▼
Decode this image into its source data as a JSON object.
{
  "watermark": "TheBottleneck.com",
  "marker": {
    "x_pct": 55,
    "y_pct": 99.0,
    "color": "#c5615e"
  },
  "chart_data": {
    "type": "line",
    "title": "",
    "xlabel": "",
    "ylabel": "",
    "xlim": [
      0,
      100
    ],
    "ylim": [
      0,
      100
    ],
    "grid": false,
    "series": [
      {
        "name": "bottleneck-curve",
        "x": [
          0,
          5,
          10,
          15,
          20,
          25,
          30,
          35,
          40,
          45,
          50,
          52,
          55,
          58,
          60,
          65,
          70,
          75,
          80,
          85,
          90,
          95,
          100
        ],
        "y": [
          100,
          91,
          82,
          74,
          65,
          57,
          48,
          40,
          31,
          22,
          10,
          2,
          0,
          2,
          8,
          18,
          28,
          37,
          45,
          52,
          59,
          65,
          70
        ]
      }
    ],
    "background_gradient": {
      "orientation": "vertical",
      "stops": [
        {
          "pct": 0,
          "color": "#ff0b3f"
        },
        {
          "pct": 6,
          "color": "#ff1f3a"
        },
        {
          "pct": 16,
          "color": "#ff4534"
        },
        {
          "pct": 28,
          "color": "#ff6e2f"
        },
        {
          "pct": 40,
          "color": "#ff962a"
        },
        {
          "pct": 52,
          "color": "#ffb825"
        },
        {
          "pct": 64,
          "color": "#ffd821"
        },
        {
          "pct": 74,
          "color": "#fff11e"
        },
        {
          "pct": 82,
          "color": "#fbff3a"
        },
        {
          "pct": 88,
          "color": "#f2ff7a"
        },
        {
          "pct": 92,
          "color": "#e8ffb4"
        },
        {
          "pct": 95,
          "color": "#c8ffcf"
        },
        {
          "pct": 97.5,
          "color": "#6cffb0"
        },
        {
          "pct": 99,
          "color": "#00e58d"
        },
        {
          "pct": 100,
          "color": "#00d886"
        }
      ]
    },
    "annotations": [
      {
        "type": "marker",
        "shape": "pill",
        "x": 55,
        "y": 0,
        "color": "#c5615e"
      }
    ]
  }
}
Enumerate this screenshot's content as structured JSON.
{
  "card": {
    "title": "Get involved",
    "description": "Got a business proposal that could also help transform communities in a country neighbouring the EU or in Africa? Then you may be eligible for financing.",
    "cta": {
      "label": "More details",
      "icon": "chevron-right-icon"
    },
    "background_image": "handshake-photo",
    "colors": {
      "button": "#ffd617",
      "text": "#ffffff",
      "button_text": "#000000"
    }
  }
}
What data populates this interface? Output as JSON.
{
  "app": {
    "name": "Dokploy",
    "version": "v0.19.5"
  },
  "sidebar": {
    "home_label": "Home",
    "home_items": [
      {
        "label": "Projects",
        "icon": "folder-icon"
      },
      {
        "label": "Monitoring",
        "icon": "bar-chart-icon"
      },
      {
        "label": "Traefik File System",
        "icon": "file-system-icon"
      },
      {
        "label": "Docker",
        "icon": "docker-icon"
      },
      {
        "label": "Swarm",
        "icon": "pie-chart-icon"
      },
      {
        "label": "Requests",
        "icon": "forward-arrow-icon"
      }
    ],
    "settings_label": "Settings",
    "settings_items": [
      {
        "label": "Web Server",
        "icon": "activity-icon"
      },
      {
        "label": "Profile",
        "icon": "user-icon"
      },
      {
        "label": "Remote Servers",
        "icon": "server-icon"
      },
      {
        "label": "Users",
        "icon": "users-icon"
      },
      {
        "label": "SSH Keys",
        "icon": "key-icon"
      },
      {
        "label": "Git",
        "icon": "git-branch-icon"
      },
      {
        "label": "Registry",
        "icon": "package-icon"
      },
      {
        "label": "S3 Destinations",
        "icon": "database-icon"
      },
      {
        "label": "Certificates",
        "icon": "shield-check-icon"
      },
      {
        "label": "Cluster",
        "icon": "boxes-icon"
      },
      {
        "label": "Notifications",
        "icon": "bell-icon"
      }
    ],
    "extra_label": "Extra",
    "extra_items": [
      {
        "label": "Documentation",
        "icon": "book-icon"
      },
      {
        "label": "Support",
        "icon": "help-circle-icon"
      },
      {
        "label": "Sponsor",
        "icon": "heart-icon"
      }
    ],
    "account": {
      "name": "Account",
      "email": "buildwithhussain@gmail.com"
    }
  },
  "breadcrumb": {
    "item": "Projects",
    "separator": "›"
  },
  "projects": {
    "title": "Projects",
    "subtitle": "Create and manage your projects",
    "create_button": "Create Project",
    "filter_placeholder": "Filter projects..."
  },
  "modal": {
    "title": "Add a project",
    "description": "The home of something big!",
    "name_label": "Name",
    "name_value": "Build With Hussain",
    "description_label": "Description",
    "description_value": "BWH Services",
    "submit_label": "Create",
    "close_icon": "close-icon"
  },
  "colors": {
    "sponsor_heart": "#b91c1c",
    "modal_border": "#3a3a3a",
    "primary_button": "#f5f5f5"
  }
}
▲
OBJECTIVE:
Tally the lines of the listing that include "Create". Reply with nothing but the count.

COMPLETE ANSWER:
3